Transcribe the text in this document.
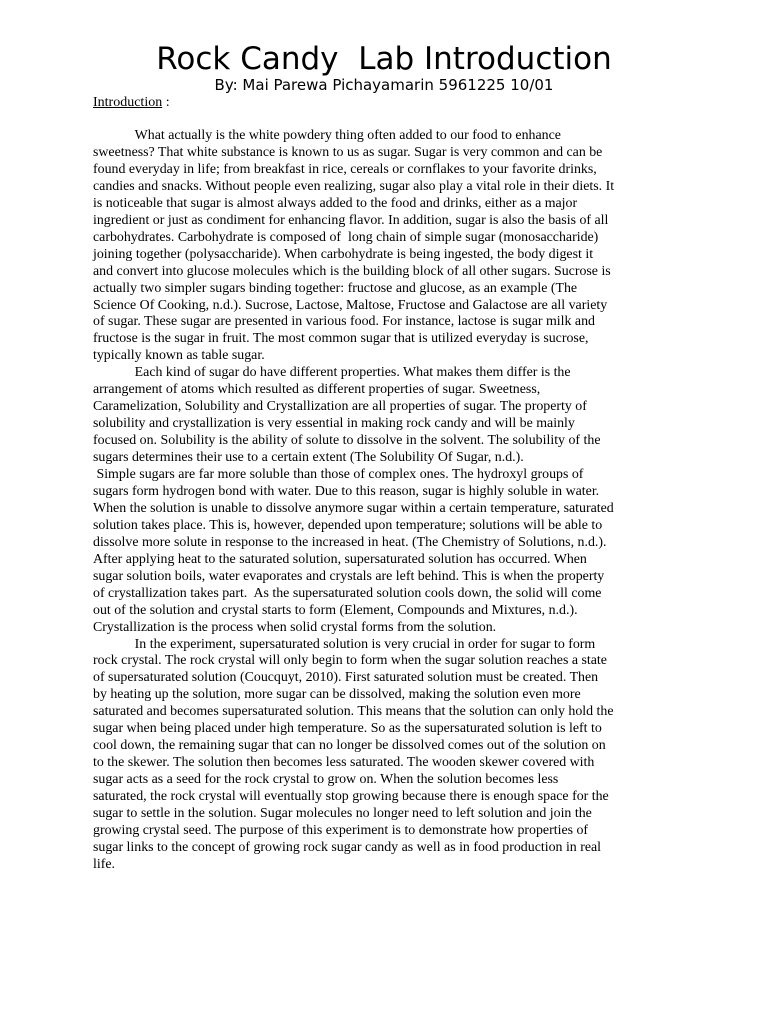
Rock Candy  Lab Introduction
By: Mai Parewa Pichayamarin 5961225 10/01
Introduction :
What actually is the white powdery thing often added to our food to enhance
sweetness? That white substance is known to us as sugar. Sugar is very common and can be
found everyday in life; from breakfast in rice, cereals or cornflakes to your favorite drinks,
candies and snacks. Without people even realizing, sugar also play a vital role in their diets. It
is noticeable that sugar is almost always added to the food and drinks, either as a major
ingredient or just as condiment for enhancing flavor. In addition, sugar is also the basis of all
carbohydrates. Carbohydrate is composed of  long chain of simple sugar (monosaccharide)
joining together (polysaccharide). When carbohydrate is being ingested, the body digest it
and convert into glucose molecules which is the building block of all other sugars. Sucrose is
actually two simpler sugars binding together: fructose and glucose, as an example (The
Science Of Cooking, n.d.). Sucrose, Lactose, Maltose, Fructose and Galactose are all variety
of sugar. These sugar are presented in various food. For instance, lactose is sugar milk and
fructose is the sugar in fruit. The most common sugar that is utilized everyday is sucrose,
typically known as table sugar.
Each kind of sugar do have different properties. What makes them differ is the
arrangement of atoms which resulted as different properties of sugar. Sweetness,
Caramelization, Solubility and Crystallization are all properties of sugar. The property of
solubility and crystallization is very essential in making rock candy and will be mainly
focused on. Solubility is the ability of solute to dissolve in the solvent. The solubility of the
sugars determines their use to a certain extent (The Solubility Of Sugar, n.d.).
Simple sugars are far more soluble than those of complex ones. The hydroxyl groups of
sugars form hydrogen bond with water. Due to this reason, sugar is highly soluble in water.
When the solution is unable to dissolve anymore sugar within a certain temperature, saturated
solution takes place. This is, however, depended upon temperature; solutions will be able to
dissolve more solute in response to the increased in heat. (The Chemistry of Solutions, n.d.).
After applying heat to the saturated solution, supersaturated solution has occurred. When
sugar solution boils, water evaporates and crystals are left behind. This is when the property
of crystallization takes part.  As the supersaturated solution cools down, the solid will come
out of the solution and crystal starts to form (Element, Compounds and Mixtures, n.d.).
Crystallization is the process when solid crystal forms from the solution.
In the experiment, supersaturated solution is very crucial in order for sugar to form
rock crystal. The rock crystal will only begin to form when the sugar solution reaches a state
of supersaturated solution (Coucquyt, 2010). First saturated solution must be created. Then
by heating up the solution, more sugar can be dissolved, making the solution even more
saturated and becomes supersaturated solution. This means that the solution can only hold the
sugar when being placed under high temperature. So as the supersaturated solution is left to
cool down, the remaining sugar that can no longer be dissolved comes out of the solution on
to the skewer. The solution then becomes less saturated. The wooden skewer covered with
sugar acts as a seed for the rock crystal to grow on. When the solution becomes less
saturated, the rock crystal will eventually stop growing because there is enough space for the
sugar to settle in the solution. Sugar molecules no longer need to left solution and join the
growing crystal seed. The purpose of this experiment is to demonstrate how properties of
sugar links to the concept of growing rock sugar candy as well as in food production in real
life.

☆ ☆ ☆ ☆ ☆ ☆ ☆

Every entry above is to be set down exactly; the pictures are to be left out.

- **Written response**:
Transcribe the text in this document.
Rock Candy  Lab Introduction
By: Mai Parewa Pichayamarin 5961225 10/01
Introduction :
What actually is the white powdery thing often added to our food to enhance
sweetness? That white substance is known to us as sugar. Sugar is very common and can be
found everyday in life; from breakfast in rice, cereals or cornflakes to your favorite drinks,
candies and snacks. Without people even realizing, sugar also play a vital role in their diets. It
is noticeable that sugar is almost always added to the food and drinks, either as a major
ingredient or just as condiment for enhancing flavor. In addition, sugar is also the basis of all
carbohydrates. Carbohydrate is composed of  long chain of simple sugar (monosaccharide)
joining together (polysaccharide). When carbohydrate is being ingested, the body digest it
and convert into glucose molecules which is the building block of all other sugars. Sucrose is
actually two simpler sugars binding together: fructose and glucose, as an example (The
Science Of Cooking, n.d.). Sucrose, Lactose, Maltose, Fructose and Galactose are all variety
of sugar. These sugar are presented in various food. For instance, lactose is sugar milk and
fructose is the sugar in fruit. The most common sugar that is utilized everyday is sucrose,
typically known as table sugar.
Each kind of sugar do have different properties. What makes them differ is the
arrangement of atoms which resulted as different properties of sugar. Sweetness,
Caramelization, Solubility and Crystallization are all properties of sugar. The property of
solubility and crystallization is very essential in making rock candy and will be mainly
focused on. Solubility is the ability of solute to dissolve in the solvent. The solubility of the
sugars determines their use to a certain extent (The Solubility Of Sugar, n.d.).
Simple sugars are far more soluble than those of complex ones. The hydroxyl groups of
sugars form hydrogen bond with water. Due to this reason, sugar is highly soluble in water.
When the solution is unable to dissolve anymore sugar within a certain temperature, saturated
solution takes place. This is, however, depended upon temperature; solutions will be able to
dissolve more solute in response to the increased in heat. (The Chemistry of Solutions, n.d.).
After applying heat to the saturated solution, supersaturated solution has occurred. When
sugar solution boils, water evaporates and crystals are left behind. This is when the property
of crystallization takes part.  As the supersaturated solution cools down, the solid will come
out of the solution and crystal starts to form (Element, Compounds and Mixtures, n.d.).
Crystallization is the process when solid crystal forms from the solution.
In the experiment, supersaturated solution is very crucial in order for sugar to form
rock crystal. The rock crystal will only begin to form when the sugar solution reaches a state
of supersaturated solution (Coucquyt, 2010). First saturated solution must be created. Then
by heating up the solution, more sugar can be dissolved, making the solution even more
saturated and becomes supersaturated solution. This means that the solution can only hold the
sugar when being placed under high temperature. So as the supersaturated solution is left to
cool down, the remaining sugar that can no longer be dissolved comes out of the solution on
to the skewer. The solution then becomes less saturated. The wooden skewer covered with
sugar acts as a seed for the rock crystal to grow on. When the solution becomes less
saturated, the rock crystal will eventually stop growing because there is enough space for the
sugar to settle in the solution. Sugar molecules no longer need to left solution and join the
growing crystal seed. The purpose of this experiment is to demonstrate how properties of
sugar links to the concept of growing rock sugar candy as well as in food production in real
life.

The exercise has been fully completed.